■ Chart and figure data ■
□ □ □ □

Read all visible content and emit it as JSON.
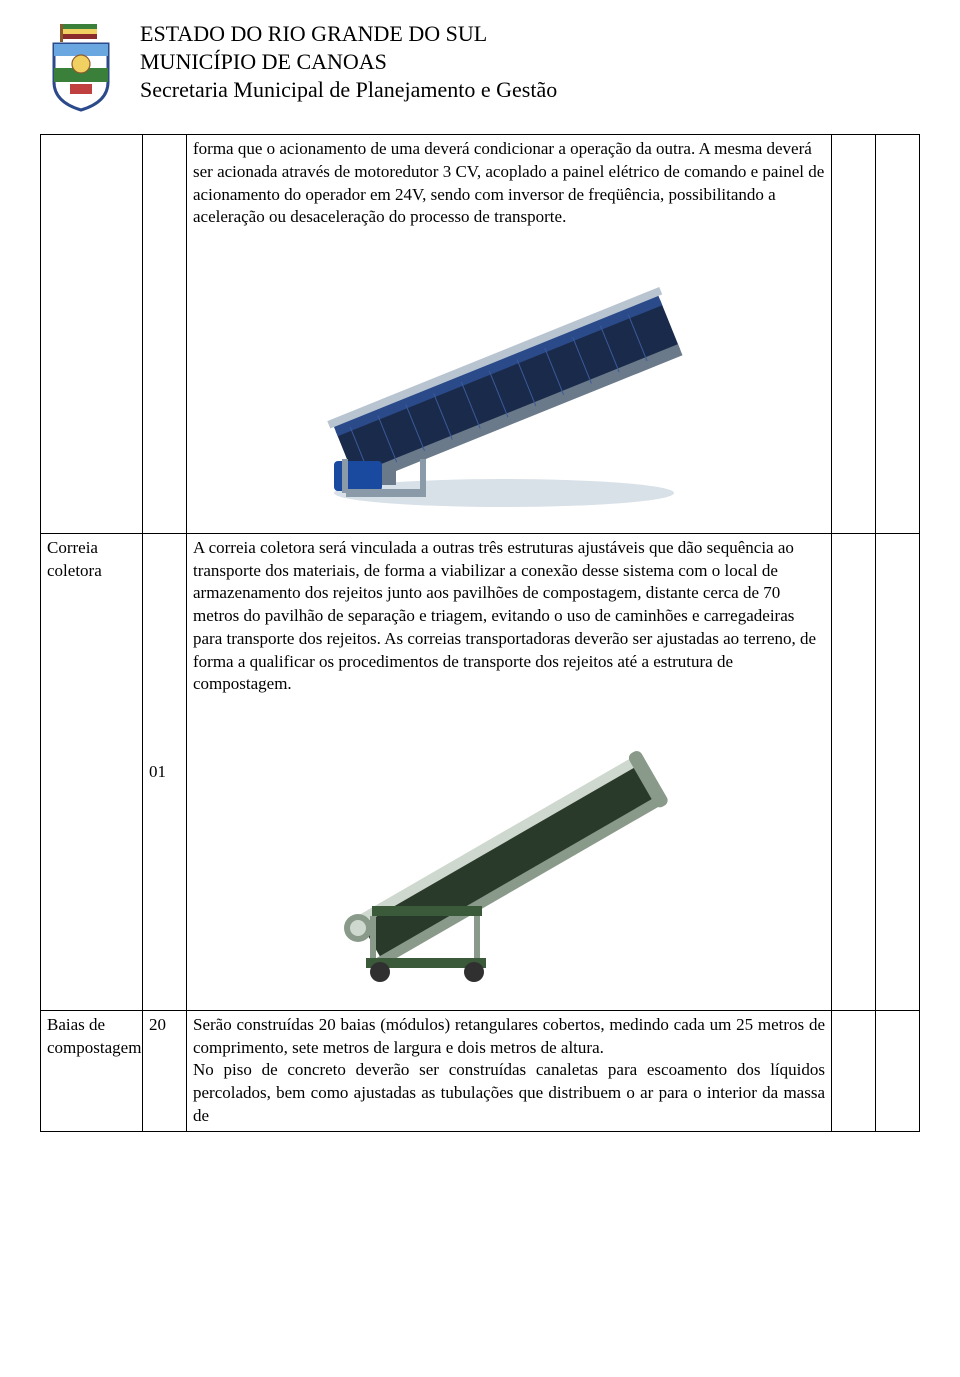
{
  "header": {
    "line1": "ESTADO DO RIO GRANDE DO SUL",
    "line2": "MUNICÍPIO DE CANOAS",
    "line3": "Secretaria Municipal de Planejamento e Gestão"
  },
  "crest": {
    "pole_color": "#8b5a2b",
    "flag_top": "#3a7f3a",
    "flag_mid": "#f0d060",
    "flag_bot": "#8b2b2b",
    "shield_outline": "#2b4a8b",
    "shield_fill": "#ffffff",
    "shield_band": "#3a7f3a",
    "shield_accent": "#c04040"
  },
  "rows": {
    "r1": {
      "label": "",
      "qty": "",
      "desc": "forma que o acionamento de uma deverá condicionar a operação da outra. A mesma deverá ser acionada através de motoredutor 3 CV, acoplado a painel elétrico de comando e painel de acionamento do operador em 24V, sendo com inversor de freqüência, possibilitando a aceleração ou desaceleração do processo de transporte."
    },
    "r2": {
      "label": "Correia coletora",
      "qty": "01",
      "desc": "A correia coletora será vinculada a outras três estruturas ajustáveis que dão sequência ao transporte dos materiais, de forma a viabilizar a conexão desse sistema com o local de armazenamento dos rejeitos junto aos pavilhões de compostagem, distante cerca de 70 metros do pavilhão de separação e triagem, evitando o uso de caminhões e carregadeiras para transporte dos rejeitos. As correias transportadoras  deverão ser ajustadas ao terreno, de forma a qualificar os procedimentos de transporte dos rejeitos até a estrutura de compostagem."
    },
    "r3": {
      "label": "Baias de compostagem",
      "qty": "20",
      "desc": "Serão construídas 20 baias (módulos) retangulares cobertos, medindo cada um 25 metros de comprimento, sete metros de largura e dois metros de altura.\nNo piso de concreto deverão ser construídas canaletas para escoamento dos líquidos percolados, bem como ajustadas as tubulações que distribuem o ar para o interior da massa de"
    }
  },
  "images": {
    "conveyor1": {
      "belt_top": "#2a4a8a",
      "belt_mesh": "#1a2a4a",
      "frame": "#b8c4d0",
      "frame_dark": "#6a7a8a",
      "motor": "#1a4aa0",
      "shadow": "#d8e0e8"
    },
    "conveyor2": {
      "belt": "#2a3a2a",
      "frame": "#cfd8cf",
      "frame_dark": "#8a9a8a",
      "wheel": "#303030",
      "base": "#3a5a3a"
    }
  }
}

□ □ □ □

■ REQUEST ■
Pull out every line above that holds the word "metros".

■ EXERCISE OUTPUT ■
      "desc": "A correia coletora será vinculada a outras três estruturas ajustáveis que dão sequência ao transporte dos materiais, de forma a viabilizar a conexão desse sistema com o local de armazenamento dos rejeitos junto aos pavilhões de compostagem, distante cerca de 70 metros do pavilhão de separação e triagem, evitando o uso de caminhões e carregadeiras para transporte dos rejeitos. As correias transportadoras  deverão ser ajustadas ao terreno, de forma a qualificar os procedimentos de transporte dos rejeitos até a estrutura de compostagem."
      "desc": "Serão construídas 20 baias (módulos) retangulares cobertos, medindo cada um 25 metros de comprimento, sete metros de largura e dois metros de altura.\nNo piso de concreto deverão ser construídas canaletas para escoamento dos líquidos percolados, bem como ajustadas as tubulações que distribuem o ar para o interior da massa de"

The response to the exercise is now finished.